Ancestral Alliance (), stylized as ATA Alliance, is an electoral alliance in Turkey that was established on 11 March 2023 and consists of the Victory Party, the Justice Party, the My Country Party and the Turkey Alliance Party. The candidate they have chosen for the 2023 Turkish presidential election is Sinan Oğan, a former Nationalist Movement Party deputy. The True Party left the alliance after Sinan Oğan was nominated as a candidate.

History

Establishment 
In June 2022, it was suggested that a new alliance of five parties, including the Victory Party, would be formed Ümit Özdağ said about these allegations, "There is no such thing. I am not in preparation for an alliance". In the following dates, the Chairman of the Homeland Party Muharrem İnce, the Chairman of the Victory Party Ümit Özdağ, the Chairman of the Justice Party Vecdet Öz and the Chairman of the True Party Rifat Serdaroğlu made statements stating that they were in talks about the electoral alliance. On 4 March 2023, Ümit Özdağ said that 24 hours ago, Muharrem İnce sent the message "I am withdrawing from this alliance, make your right" to the WhatsApp group where the alliance meeting was held.

DATA SECTION:

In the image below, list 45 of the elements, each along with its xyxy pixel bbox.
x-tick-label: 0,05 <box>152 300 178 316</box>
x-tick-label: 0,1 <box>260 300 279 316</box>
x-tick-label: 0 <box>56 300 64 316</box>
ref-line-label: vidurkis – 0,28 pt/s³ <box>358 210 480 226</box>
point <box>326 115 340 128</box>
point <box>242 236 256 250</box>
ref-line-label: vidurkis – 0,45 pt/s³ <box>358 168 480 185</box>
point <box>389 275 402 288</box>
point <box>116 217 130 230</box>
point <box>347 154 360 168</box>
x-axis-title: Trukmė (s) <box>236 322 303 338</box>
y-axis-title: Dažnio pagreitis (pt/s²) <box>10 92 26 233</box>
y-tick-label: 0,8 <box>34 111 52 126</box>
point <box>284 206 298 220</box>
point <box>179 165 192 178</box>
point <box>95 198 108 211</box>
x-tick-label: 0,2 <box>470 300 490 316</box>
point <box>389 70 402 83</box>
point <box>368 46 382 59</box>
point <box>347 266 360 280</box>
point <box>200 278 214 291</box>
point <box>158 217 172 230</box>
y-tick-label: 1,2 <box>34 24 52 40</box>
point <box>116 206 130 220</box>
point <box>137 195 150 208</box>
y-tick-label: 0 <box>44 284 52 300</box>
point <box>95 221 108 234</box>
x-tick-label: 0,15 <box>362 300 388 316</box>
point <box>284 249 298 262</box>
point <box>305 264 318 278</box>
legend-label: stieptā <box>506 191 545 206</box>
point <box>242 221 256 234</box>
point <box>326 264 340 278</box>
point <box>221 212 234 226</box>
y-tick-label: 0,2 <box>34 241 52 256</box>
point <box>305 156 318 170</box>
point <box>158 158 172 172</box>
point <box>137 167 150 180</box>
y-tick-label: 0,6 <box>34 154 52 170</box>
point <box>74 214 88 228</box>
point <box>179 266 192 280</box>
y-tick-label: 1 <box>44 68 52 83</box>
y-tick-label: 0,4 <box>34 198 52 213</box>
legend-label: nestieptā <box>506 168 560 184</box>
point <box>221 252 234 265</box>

THINGS TO DO:
• 1. In the passage on the Ancestral Alliance, who was chosen as the alliance's candidate for the 2023 Turkish presidential election?
• 2. Please write the next part of the passage on the Ancestral Alliance, picking up after its final sentence.

ANSWERS FOR THE TASKS:
• 1. Sinan Oğan, a former Nationalist Movement Party deputy.

• 2.
Proclamation 
The declaration of the Ancestor Alliance, consisting of the Victory Party, Justice Party, My Country Party and the Turkey Alliance Party, took place on 11 March 2023 at the Victory Party Headquarters, and it was announced that the candidate they had chosen for the 2023 Turkish presidential election was Sinan Oğan, a former Nationalist Movement Party deputy. Upon the nomination of Sinan Oğan, the True Party announced that it left the alliance shortly before the announcement time. Right Party Chairman Rifat Serdaroğlu said, "We believe that nominating a third presidential candidate will serve the People's Alliance".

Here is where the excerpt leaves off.